OBJECTIVE -
Find the string "ſont" in the listing and report every line that has it.

--------

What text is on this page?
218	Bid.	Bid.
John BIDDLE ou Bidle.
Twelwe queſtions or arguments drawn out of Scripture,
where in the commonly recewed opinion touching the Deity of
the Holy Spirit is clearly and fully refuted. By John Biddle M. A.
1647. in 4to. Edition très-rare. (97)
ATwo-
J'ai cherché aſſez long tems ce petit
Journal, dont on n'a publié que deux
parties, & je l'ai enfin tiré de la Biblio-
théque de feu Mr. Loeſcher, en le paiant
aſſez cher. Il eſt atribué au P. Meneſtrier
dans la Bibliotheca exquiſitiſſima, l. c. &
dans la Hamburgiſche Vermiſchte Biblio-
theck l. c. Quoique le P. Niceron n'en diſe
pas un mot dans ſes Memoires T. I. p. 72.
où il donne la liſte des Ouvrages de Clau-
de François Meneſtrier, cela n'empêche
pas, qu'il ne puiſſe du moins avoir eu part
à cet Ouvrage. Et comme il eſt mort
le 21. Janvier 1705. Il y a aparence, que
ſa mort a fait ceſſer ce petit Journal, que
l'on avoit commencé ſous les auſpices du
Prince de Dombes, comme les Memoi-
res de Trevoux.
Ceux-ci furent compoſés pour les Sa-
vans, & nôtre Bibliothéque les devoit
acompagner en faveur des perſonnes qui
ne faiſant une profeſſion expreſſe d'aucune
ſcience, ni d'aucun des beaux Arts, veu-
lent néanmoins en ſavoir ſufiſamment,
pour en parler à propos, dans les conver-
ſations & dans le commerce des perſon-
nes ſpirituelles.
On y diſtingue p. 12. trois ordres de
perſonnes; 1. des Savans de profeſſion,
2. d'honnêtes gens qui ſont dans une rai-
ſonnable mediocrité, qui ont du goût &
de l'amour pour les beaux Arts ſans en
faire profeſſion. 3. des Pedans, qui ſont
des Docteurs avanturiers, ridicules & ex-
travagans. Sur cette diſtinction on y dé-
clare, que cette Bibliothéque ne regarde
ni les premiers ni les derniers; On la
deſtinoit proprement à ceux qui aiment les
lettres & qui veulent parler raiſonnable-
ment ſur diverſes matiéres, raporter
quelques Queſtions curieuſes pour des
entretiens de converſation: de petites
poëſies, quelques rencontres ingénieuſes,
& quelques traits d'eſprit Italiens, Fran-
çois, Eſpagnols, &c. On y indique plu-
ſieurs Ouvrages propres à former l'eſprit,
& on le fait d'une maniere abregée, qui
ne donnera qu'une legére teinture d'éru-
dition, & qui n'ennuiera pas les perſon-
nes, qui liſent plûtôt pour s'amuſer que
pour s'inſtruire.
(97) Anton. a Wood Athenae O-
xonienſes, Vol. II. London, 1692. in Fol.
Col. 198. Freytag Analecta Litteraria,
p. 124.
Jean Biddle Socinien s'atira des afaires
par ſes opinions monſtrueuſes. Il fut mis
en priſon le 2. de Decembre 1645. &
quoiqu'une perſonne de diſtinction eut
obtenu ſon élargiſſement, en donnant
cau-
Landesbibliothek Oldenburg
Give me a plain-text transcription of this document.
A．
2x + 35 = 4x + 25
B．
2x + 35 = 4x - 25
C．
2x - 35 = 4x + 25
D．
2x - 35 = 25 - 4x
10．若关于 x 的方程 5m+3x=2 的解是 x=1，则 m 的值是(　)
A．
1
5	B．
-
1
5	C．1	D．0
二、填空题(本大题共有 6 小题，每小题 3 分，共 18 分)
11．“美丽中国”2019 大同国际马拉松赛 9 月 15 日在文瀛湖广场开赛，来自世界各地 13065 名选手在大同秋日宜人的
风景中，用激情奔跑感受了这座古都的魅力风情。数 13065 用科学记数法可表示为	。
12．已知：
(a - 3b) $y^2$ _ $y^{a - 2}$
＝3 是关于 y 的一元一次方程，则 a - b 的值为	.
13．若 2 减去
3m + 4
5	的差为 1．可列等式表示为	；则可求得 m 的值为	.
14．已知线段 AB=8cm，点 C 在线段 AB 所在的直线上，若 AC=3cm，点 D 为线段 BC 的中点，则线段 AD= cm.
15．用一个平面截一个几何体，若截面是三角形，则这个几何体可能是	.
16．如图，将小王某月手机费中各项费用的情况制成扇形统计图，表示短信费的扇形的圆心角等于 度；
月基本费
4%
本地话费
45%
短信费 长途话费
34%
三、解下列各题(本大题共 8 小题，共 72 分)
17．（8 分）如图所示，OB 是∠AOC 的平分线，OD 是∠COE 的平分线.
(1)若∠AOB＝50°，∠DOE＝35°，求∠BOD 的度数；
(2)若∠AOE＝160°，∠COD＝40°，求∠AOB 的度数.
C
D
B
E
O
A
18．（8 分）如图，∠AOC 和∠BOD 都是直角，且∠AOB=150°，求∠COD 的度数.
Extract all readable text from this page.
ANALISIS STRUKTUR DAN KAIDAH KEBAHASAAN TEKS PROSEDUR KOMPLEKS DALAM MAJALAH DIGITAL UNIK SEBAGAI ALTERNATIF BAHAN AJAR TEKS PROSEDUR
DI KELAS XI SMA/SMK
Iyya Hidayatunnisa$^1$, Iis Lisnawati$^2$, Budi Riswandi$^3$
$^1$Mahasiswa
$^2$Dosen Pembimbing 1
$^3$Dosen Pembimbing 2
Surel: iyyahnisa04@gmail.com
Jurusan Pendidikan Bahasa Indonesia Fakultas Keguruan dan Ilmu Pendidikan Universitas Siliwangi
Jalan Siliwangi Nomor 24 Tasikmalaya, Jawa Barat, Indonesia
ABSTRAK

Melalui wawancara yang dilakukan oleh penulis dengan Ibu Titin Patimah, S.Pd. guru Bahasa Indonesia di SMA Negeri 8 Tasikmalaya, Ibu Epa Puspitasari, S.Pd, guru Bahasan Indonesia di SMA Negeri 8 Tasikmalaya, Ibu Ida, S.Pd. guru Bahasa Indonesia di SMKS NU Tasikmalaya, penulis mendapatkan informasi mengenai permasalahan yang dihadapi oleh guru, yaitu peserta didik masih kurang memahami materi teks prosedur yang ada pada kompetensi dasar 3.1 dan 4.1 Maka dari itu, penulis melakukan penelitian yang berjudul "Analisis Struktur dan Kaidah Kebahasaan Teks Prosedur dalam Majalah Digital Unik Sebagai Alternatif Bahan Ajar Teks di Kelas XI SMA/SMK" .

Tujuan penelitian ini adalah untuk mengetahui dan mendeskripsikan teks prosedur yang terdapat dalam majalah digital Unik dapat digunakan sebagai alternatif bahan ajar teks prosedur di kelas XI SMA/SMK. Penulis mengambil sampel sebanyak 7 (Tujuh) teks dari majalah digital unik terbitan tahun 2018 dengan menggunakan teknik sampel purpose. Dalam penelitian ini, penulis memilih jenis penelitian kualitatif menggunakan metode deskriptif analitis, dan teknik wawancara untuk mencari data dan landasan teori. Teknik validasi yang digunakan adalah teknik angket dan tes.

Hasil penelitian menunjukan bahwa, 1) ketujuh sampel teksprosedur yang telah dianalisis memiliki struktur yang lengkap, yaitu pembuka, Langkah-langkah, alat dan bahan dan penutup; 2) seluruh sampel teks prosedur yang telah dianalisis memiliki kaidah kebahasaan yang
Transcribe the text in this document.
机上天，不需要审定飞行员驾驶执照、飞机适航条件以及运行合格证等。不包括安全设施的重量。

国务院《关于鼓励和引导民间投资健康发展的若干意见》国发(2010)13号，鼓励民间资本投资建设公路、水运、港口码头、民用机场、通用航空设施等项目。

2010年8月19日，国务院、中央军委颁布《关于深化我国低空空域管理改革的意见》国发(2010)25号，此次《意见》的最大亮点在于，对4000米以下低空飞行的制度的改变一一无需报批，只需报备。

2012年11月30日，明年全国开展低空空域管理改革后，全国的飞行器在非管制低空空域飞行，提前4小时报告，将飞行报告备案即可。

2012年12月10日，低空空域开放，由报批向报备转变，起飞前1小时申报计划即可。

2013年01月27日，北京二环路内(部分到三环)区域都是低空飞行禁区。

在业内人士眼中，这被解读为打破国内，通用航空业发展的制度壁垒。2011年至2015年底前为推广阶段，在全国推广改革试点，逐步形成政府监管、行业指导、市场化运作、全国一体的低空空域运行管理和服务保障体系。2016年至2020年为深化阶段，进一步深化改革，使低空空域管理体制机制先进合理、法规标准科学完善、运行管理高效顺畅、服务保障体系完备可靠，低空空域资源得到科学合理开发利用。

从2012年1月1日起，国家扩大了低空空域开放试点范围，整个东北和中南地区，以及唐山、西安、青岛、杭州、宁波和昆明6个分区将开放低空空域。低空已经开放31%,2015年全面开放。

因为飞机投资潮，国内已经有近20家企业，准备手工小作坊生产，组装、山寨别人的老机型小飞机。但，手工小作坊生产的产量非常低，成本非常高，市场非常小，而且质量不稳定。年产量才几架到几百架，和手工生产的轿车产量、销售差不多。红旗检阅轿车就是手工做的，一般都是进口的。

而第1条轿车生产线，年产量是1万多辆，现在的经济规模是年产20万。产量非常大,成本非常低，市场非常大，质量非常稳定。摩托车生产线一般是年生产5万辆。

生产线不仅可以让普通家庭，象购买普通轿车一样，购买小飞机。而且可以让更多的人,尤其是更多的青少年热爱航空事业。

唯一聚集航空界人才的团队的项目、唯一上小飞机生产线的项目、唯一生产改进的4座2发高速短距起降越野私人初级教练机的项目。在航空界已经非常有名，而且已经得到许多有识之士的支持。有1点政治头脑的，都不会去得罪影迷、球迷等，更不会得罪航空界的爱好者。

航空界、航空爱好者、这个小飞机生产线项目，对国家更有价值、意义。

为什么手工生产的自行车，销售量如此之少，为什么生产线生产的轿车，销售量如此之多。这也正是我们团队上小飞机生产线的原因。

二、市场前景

--------

RESPONSE -
2. d'honnêtes gens qui ſont dans une rai-
faire profeſſion. 3. des Pedans, qui ſont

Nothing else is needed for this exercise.